*Figure record listings*
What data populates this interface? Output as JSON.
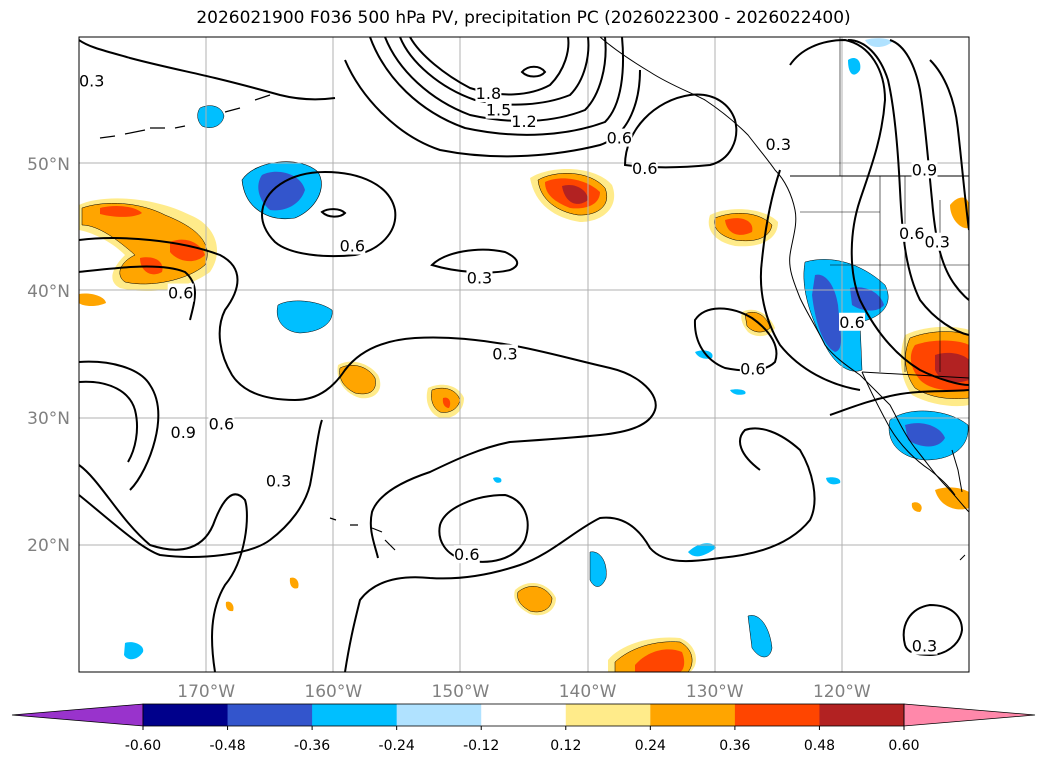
{
  "title": "2026021900 F036 500 hPa PV, precipitation PC (2026022300 - 2026022400)",
  "axes": {
    "lon_ticks": [
      {
        "lon": -170,
        "label": "170°W"
      },
      {
        "lon": -160,
        "label": "160°W"
      },
      {
        "lon": -150,
        "label": "150°W"
      },
      {
        "lon": -140,
        "label": "140°W"
      },
      {
        "lon": -130,
        "label": "130°W"
      },
      {
        "lon": -120,
        "label": "120°W"
      }
    ],
    "lat_ticks": [
      {
        "lat": 50,
        "label": "50°N"
      },
      {
        "lat": 40,
        "label": "40°N"
      },
      {
        "lat": 30,
        "label": "30°N"
      },
      {
        "lat": 20,
        "label": "20°N"
      }
    ],
    "lon_range": [
      -180,
      -110
    ],
    "lat_range": [
      10,
      60
    ]
  },
  "colorbar": {
    "levels": [
      "-0.60",
      "-0.48",
      "-0.36",
      "-0.24",
      "-0.12",
      "0.12",
      "0.24",
      "0.36",
      "0.48",
      "0.60"
    ],
    "colors": [
      "#9933cc",
      "#00008b",
      "#3355cc",
      "#00bfff",
      "#b0e2ff",
      "#ffffff",
      "#ffeb8a",
      "#ffa500",
      "#ff4500",
      "#b22222",
      "#ff88aa"
    ]
  },
  "contour_labels": [
    {
      "text": "0.3",
      "lon": -179.0,
      "lat": 56.5
    },
    {
      "text": "1.8",
      "lon": -147.8,
      "lat": 55.5
    },
    {
      "text": "1.5",
      "lon": -147.0,
      "lat": 54.2
    },
    {
      "text": "1.2",
      "lon": -145.0,
      "lat": 53.3
    },
    {
      "text": "0.6",
      "lon": -137.5,
      "lat": 52.0
    },
    {
      "text": "0.6",
      "lon": -135.5,
      "lat": 49.6
    },
    {
      "text": "0.3",
      "lon": -125.0,
      "lat": 51.5
    },
    {
      "text": "0.9",
      "lon": -113.5,
      "lat": 49.5
    },
    {
      "text": "0.6",
      "lon": -114.5,
      "lat": 44.5
    },
    {
      "text": "0.3",
      "lon": -112.5,
      "lat": 43.8
    },
    {
      "text": "0.6",
      "lon": -158.5,
      "lat": 43.5
    },
    {
      "text": "0.3",
      "lon": -148.5,
      "lat": 41.0
    },
    {
      "text": "0.6",
      "lon": -172.0,
      "lat": 39.8
    },
    {
      "text": "0.6",
      "lon": -119.2,
      "lat": 37.5
    },
    {
      "text": "0.3",
      "lon": -146.5,
      "lat": 35.0
    },
    {
      "text": "0.6",
      "lon": -127.0,
      "lat": 33.8
    },
    {
      "text": "0.6",
      "lon": -168.8,
      "lat": 29.5
    },
    {
      "text": "0.9",
      "lon": -171.8,
      "lat": 28.8
    },
    {
      "text": "0.3",
      "lon": -164.3,
      "lat": 25.0
    },
    {
      "text": "0.6",
      "lon": -149.5,
      "lat": 19.2
    },
    {
      "text": "0.3",
      "lon": -113.5,
      "lat": 12.0
    }
  ]
}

*TASK PROMPT*
All the lines above are to be given again exactly as they read, with the pictures removed.

*RESPONSE BELOW*
What data populates this interface? Output as JSON.
{
  "title": "2026021900 F036 500 hPa PV, precipitation PC (2026022300 - 2026022400)",
  "axes": {
    "lon_ticks": [
      {
        "lon": -170,
        "label": "170°W"
      },
      {
        "lon": -160,
        "label": "160°W"
      },
      {
        "lon": -150,
        "label": "150°W"
      },
      {
        "lon": -140,
        "label": "140°W"
      },
      {
        "lon": -130,
        "label": "130°W"
      },
      {
        "lon": -120,
        "label": "120°W"
      }
    ],
    "lat_ticks": [
      {
        "lat": 50,
        "label": "50°N"
      },
      {
        "lat": 40,
        "label": "40°N"
      },
      {
        "lat": 30,
        "label": "30°N"
      },
      {
        "lat": 20,
        "label": "20°N"
      }
    ],
    "lon_range": [
      -180,
      -110
    ],
    "lat_range": [
      10,
      60
    ]
  },
  "colorbar": {
    "levels": [
      "-0.60",
      "-0.48",
      "-0.36",
      "-0.24",
      "-0.12",
      "0.12",
      "0.24",
      "0.36",
      "0.48",
      "0.60"
    ],
    "colors": [
      "#9933cc",
      "#00008b",
      "#3355cc",
      "#00bfff",
      "#b0e2ff",
      "#ffffff",
      "#ffeb8a",
      "#ffa500",
      "#ff4500",
      "#b22222",
      "#ff88aa"
    ]
  },
  "contour_labels": [
    {
      "text": "0.3",
      "lon": -179.0,
      "lat": 56.5
    },
    {
      "text": "1.8",
      "lon": -147.8,
      "lat": 55.5
    },
    {
      "text": "1.5",
      "lon": -147.0,
      "lat": 54.2
    },
    {
      "text": "1.2",
      "lon": -145.0,
      "lat": 53.3
    },
    {
      "text": "0.6",
      "lon": -137.5,
      "lat": 52.0
    },
    {
      "text": "0.6",
      "lon": -135.5,
      "lat": 49.6
    },
    {
      "text": "0.3",
      "lon": -125.0,
      "lat": 51.5
    },
    {
      "text": "0.9",
      "lon": -113.5,
      "lat": 49.5
    },
    {
      "text": "0.6",
      "lon": -114.5,
      "lat": 44.5
    },
    {
      "text": "0.3",
      "lon": -112.5,
      "lat": 43.8
    },
    {
      "text": "0.6",
      "lon": -158.5,
      "lat": 43.5
    },
    {
      "text": "0.3",
      "lon": -148.5,
      "lat": 41.0
    },
    {
      "text": "0.6",
      "lon": -172.0,
      "lat": 39.8
    },
    {
      "text": "0.6",
      "lon": -119.2,
      "lat": 37.5
    },
    {
      "text": "0.3",
      "lon": -146.5,
      "lat": 35.0
    },
    {
      "text": "0.6",
      "lon": -127.0,
      "lat": 33.8
    },
    {
      "text": "0.6",
      "lon": -168.8,
      "lat": 29.5
    },
    {
      "text": "0.9",
      "lon": -171.8,
      "lat": 28.8
    },
    {
      "text": "0.3",
      "lon": -164.3,
      "lat": 25.0
    },
    {
      "text": "0.6",
      "lon": -149.5,
      "lat": 19.2
    },
    {
      "text": "0.3",
      "lon": -113.5,
      "lat": 12.0
    }
  ]
}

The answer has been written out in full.